## INSTRUCTIONS FOR THE TASK
Search the data for the word "after" and copy every line that contains it.
━━━━━━━━━━━━━━━━━━━━
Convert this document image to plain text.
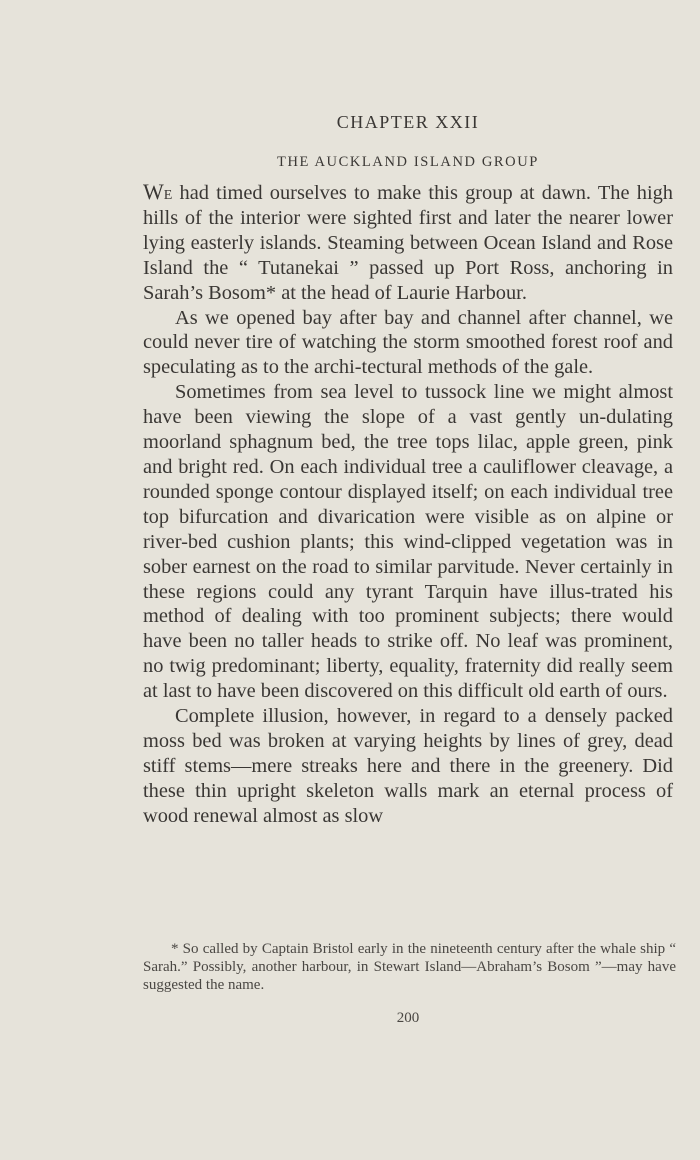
CHAPTER XXII
THE AUCKLAND ISLAND GROUP

We had timed ourselves to make this group at dawn. The high hills of the interior were sighted first and later the nearer lower lying easterly islands. Steaming between Ocean Island and Rose Island the “ Tutanekai ” passed up Port Ross, anchoring in Sarah’s Bosom* at the head of Laurie Harbour.

As we opened bay after bay and channel after channel, we could never tire of watching the storm smoothed forest roof and speculating as to the archi-tectural methods of the gale.

Sometimes from sea level to tussock line we might almost have been viewing the slope of a vast gently un-dulating moorland sphagnum bed, the tree tops lilac, apple green, pink and bright red. On each individual tree a cauliflower cleavage, a rounded sponge contour displayed itself; on each individual tree top bifurcation and divarication were visible as on alpine or river-bed cushion plants; this wind-clipped vegetation was in sober earnest on the road to similar parvitude. Never certainly in these regions could any tyrant Tarquin have illus-trated his method of dealing with too prominent subjects; there would have been no taller heads to strike off. No leaf was prominent, no twig predominant; liberty, equality, fraternity did really seem at last to have been discovered on this difficult old earth of ours.

Complete illusion, however, in regard to a densely packed moss bed was broken at varying heights by lines of grey, dead stiff stems—mere streaks here and there in the greenery. Did these thin upright skeleton walls mark an eternal process of wood renewal almost as slow

* So called by Captain Bristol early in the nineteenth century after the whale ship “ Sarah.” Possibly, another harbour, in Stewart Island—Abraham’s Bosom ”—may have suggested the name.
200
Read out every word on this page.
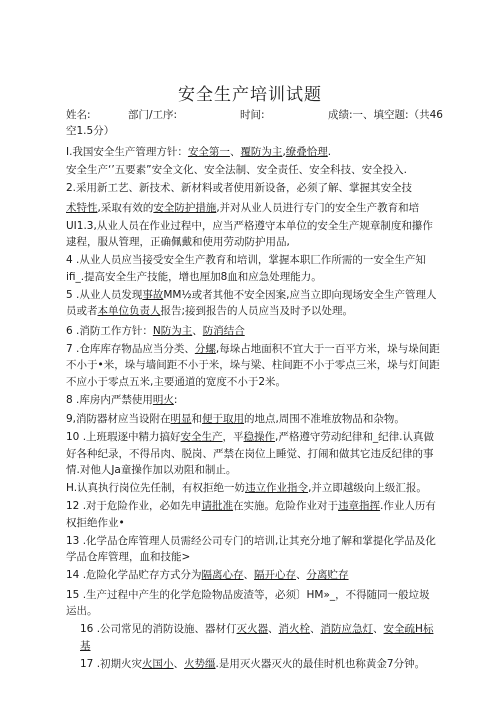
安全生产培训试题
姓名:	部门/工序:	时间:	成绩:一、填空题:（共46
空1.5分）

I.我国安全生产管理方针：安全第一、覆防为主,缭叠恰理.

安全生产‘’五要素”安全文化、安全法制、安全责任、安全科技、安全投入.

2.采用新工艺、新技术、新材料或者使用新设备，必须了解、掌握其安全技

术特性,采取有效的安全防护措施,并对从业人员进行专门的安全生产教育和培

UI1.3,从业人员在作业过程中，应当严格遵守本单位的安全生产规章制度和攥作逮程，服从管理，正确佩戴和使用劳动防护用品,

4 .从业人员应当接受安全生产教育和培训，掌握本职匚作所需的一安全生产知ifi_.提高安全生产技能，增也厘加8血和应急处理能力。

5 .从业人员发现事故MM½或者其他不安全因案,应当立即向现场安全生产管理人员或者本单位负责人报告;接到报告的人员应当及时予以处理。

6 .消防工作方针：N防为主、防消结合

7 .仓库库存物品应当分类、分螺,每垛占地面积不宜大于一百平方米，垛与垛间距不小于•米，垛与墙间距不小于米，垛与梁、柱间距不小于零点三米，垛与灯间距不应小于零点五米,主要通道的宽度不小于2米。

8 .库房内严禁使用明火:

9,消防器材应当设附在明显和便于取用的地点,周围不准堆放物品和杂物。

10 .上班瑕逐中精力搞好安全生产，平稳操作,严格遵守劳动纪律和_纪律.认真做好各种纪录，不得吊肉、脱岗、严禁在岗位上睡觉、打闹和做其它违反纪律的事情.对他人Ja童操作加以劝阻和制止。

H.认真执行岗位先任制，有权拒绝一妨违立作业指令,并立即越级向上级汇报。

12 .对于危险作业，必如先申请批准在实施。危险作业对于违章指挥.作业人历有权拒绝作业•

13 .化学品仓库管理人员需经公司专门的培训,让其充分地了解和掌提化学品及化学品仓库管理，血和技能>

14 .危险化学品贮存方式分为隔离心存、隔开心存、分离贮存

15 .生产过程中产生的化学危险物品废渣等，必须〕HM»_，不得随同一般垃圾运出。

16 .公司常见的消防设施、器材仃灭火器、消火栓、消防应急灯、安全疏H标基

17 .初期火灾火国小、火势缰.是用灭火器灭火的最佳时机也称黄金7分钟。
━━━━━━━━━━━━━━━━━━━━
## EXPECTED ANSWER
As we opened bay after bay and channel after channel, we could never tire of watching the storm smoothed forest roof and speculating as to the archi-tectural methods of the gale.
* So called by Captain Bristol early in the nineteenth century after the whale ship “ Sarah.” Possibly, another harbour, in Stewart Island—Abraham’s Bosom ”—may have suggested the name.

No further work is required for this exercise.